= TASK GOAL =
Transcribe each record exactly. Include every one.

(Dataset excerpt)
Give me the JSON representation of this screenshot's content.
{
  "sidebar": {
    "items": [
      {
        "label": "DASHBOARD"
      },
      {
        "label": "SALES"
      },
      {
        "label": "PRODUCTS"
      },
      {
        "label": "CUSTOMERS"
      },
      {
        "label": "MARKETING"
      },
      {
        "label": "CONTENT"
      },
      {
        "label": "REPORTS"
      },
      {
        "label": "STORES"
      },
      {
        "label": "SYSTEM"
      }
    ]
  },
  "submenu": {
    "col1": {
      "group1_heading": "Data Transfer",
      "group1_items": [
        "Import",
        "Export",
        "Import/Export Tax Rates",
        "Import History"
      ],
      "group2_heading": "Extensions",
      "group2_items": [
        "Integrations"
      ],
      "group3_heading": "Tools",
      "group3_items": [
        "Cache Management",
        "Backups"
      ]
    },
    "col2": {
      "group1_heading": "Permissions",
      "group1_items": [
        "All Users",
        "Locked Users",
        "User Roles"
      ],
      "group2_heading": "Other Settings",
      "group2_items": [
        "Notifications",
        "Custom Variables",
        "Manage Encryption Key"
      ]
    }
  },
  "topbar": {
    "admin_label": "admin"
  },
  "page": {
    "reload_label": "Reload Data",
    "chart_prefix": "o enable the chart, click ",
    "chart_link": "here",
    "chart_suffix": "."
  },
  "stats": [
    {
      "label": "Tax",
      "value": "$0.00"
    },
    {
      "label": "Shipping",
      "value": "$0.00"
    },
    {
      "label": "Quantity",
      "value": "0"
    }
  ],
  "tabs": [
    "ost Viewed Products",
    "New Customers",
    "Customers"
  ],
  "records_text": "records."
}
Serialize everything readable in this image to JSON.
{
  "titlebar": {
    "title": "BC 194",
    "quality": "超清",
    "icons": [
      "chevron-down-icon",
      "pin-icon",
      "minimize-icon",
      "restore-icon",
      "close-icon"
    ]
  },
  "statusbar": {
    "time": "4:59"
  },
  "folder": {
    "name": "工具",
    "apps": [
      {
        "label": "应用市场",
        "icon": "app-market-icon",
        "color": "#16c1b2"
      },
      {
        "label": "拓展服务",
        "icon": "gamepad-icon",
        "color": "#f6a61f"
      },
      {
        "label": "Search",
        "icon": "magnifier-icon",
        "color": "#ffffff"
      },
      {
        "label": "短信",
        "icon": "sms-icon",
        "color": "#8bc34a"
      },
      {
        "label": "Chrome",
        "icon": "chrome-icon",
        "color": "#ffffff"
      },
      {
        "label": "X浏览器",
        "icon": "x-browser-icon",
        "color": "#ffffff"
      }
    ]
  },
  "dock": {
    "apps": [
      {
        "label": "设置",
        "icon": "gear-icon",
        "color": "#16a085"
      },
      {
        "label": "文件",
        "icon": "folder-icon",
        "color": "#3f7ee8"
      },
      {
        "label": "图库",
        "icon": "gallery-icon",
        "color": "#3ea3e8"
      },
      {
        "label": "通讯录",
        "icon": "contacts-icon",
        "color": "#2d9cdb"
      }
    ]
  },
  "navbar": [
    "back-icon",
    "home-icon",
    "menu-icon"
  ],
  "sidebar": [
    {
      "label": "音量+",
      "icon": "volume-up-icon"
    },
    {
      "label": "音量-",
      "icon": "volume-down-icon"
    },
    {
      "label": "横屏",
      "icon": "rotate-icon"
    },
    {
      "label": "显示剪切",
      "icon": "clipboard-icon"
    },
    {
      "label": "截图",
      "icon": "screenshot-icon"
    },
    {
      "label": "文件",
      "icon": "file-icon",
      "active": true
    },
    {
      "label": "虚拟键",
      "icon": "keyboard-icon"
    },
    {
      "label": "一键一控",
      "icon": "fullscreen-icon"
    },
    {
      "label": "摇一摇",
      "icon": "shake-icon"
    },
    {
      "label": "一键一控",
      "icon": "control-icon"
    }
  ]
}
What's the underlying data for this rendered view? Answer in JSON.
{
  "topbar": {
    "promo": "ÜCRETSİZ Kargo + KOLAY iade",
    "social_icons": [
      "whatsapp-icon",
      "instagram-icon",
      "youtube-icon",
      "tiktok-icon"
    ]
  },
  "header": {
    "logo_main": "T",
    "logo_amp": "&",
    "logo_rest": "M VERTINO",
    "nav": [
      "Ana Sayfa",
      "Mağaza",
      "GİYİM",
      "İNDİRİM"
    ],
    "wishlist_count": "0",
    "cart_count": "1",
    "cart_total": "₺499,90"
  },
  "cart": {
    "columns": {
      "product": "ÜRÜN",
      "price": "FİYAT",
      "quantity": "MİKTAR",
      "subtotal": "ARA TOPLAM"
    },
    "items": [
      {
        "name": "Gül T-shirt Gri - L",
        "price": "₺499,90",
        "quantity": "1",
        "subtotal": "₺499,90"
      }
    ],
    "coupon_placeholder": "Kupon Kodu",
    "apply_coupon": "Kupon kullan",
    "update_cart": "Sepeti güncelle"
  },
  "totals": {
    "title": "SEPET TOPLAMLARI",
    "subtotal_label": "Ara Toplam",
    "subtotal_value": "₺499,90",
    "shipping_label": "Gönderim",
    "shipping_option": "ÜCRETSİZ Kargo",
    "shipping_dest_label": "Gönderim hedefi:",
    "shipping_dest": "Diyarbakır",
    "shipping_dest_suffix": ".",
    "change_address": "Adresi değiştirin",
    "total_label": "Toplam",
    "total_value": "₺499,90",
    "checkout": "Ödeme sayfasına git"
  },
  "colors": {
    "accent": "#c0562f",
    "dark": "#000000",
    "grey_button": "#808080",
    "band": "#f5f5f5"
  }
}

= SOLUTION FOR THIS PROBLEM =
Give me the JSON representation of this screenshot's content.
{
  "sidebar": {
    "items": [
      {
        "label": "DASHBOARD"
      },
      {
        "label": "SALES"
      },
      {
        "label": "PRODUCTS"
      },
      {
        "label": "CUSTOMERS"
      },
      {
        "label": "MARKETING"
      },
      {
        "label": "CONTENT"
      },
      {
        "label": "REPORTS"
      },
      {
        "label": "STORES"
      },
      {
        "label": "SYSTEM"
      }
    ]
  },
  "submenu": {
    "col1": {
      "group1_heading": "Data Transfer",
      "group1_items": [
        "Import",
        "Export",
        "Import/Export Tax Rates",
        "Import History"
      ],
      "group2_heading": "Extensions",
      "group2_items": [
        "Integrations"
      ],
      "group3_heading": "Tools",
      "group3_items": [
        "Cache Management",
        "Backups"
      ]
    },
    "col2": {
      "group1_heading": "Permissions",
      "group1_items": [
        "All Users",
        "Locked Users",
        "User Roles"
      ],
      "group2_heading": "Other Settings",
      "group2_items": [
        "Notifications",
        "Custom Variables",
        "Manage Encryption Key"
      ]
    }
  },
  "topbar": {
    "admin_label": "admin"
  },
  "page": {
    "reload_label": "Reload Data",
    "chart_prefix": "o enable the chart, click ",
    "chart_link": "here",
    "chart_suffix": "."
  },
  "stats": [
    {
      "label": "Tax",
      "value": "$0.00"
    },
    {
      "label": "Shipping",
      "value": "$0.00"
    },
    {
      "label": "Quantity",
      "value": "0"
    }
  ],
  "tabs": [
    "ost Viewed Products",
    "New Customers",
    "Customers"
  ],
  "records_text": "records."
}
Serialize everything readable in this image to JSON.
{
  "titlebar": {
    "title": "BC 194",
    "quality": "超清",
    "icons": [
      "chevron-down-icon",
      "pin-icon",
      "minimize-icon",
      "restore-icon",
      "close-icon"
    ]
  },
  "statusbar": {
    "time": "4:59"
  },
  "folder": {
    "name": "工具",
    "apps": [
      {
        "label": "应用市场",
        "icon": "app-market-icon",
        "color": "#16c1b2"
      },
      {
        "label": "拓展服务",
        "icon": "gamepad-icon",
        "color": "#f6a61f"
      },
      {
        "label": "Search",
        "icon": "magnifier-icon",
        "color": "#ffffff"
      },
      {
        "label": "短信",
        "icon": "sms-icon",
        "color": "#8bc34a"
      },
      {
        "label": "Chrome",
        "icon": "chrome-icon",
        "color": "#ffffff"
      },
      {
        "label": "X浏览器",
        "icon": "x-browser-icon",
        "color": "#ffffff"
      }
    ]
  },
  "dock": {
    "apps": [
      {
        "label": "设置",
        "icon": "gear-icon",
        "color": "#16a085"
      },
      {
        "label": "文件",
        "icon": "folder-icon",
        "color": "#3f7ee8"
      },
      {
        "label": "图库",
        "icon": "gallery-icon",
        "color": "#3ea3e8"
      },
      {
        "label": "通讯录",
        "icon": "contacts-icon",
        "color": "#2d9cdb"
      }
    ]
  },
  "navbar": [
    "back-icon",
    "home-icon",
    "menu-icon"
  ],
  "sidebar": [
    {
      "label": "音量+",
      "icon": "volume-up-icon"
    },
    {
      "label": "音量-",
      "icon": "volume-down-icon"
    },
    {
      "label": "横屏",
      "icon": "rotate-icon"
    },
    {
      "label": "显示剪切",
      "icon": "clipboard-icon"
    },
    {
      "label": "截图",
      "icon": "screenshot-icon"
    },
    {
      "label": "文件",
      "icon": "file-icon",
      "active": true
    },
    {
      "label": "虚拟键",
      "icon": "keyboard-icon"
    },
    {
      "label": "一键一控",
      "icon": "fullscreen-icon"
    },
    {
      "label": "摇一摇",
      "icon": "shake-icon"
    },
    {
      "label": "一键一控",
      "icon": "control-icon"
    }
  ]
}
What's the underlying data for this rendered view? Answer in JSON.
{
  "topbar": {
    "promo": "ÜCRETSİZ Kargo + KOLAY iade",
    "social_icons": [
      "whatsapp-icon",
      "instagram-icon",
      "youtube-icon",
      "tiktok-icon"
    ]
  },
  "header": {
    "logo_main": "T",
    "logo_amp": "&",
    "logo_rest": "M VERTINO",
    "nav": [
      "Ana Sayfa",
      "Mağaza",
      "GİYİM",
      "İNDİRİM"
    ],
    "wishlist_count": "0",
    "cart_count": "1",
    "cart_total": "₺499,90"
  },
  "cart": {
    "columns": {
      "product": "ÜRÜN",
      "price": "FİYAT",
      "quantity": "MİKTAR",
      "subtotal": "ARA TOPLAM"
    },
    "items": [
      {
        "name": "Gül T-shirt Gri - L",
        "price": "₺499,90",
        "quantity": "1",
        "subtotal": "₺499,90"
      }
    ],
    "coupon_placeholder": "Kupon Kodu",
    "apply_coupon": "Kupon kullan",
    "update_cart": "Sepeti güncelle"
  },
  "totals": {
    "title": "SEPET TOPLAMLARI",
    "subtotal_label": "Ara Toplam",
    "subtotal_value": "₺499,90",
    "shipping_label": "Gönderim",
    "shipping_option": "ÜCRETSİZ Kargo",
    "shipping_dest_label": "Gönderim hedefi:",
    "shipping_dest": "Diyarbakır",
    "shipping_dest_suffix": ".",
    "change_address": "Adresi değiştirin",
    "total_label": "Toplam",
    "total_value": "₺499,90",
    "checkout": "Ödeme sayfasına git"
  },
  "colors": {
    "accent": "#c0562f",
    "dark": "#000000",
    "grey_button": "#808080",
    "band": "#f5f5f5"
  }
}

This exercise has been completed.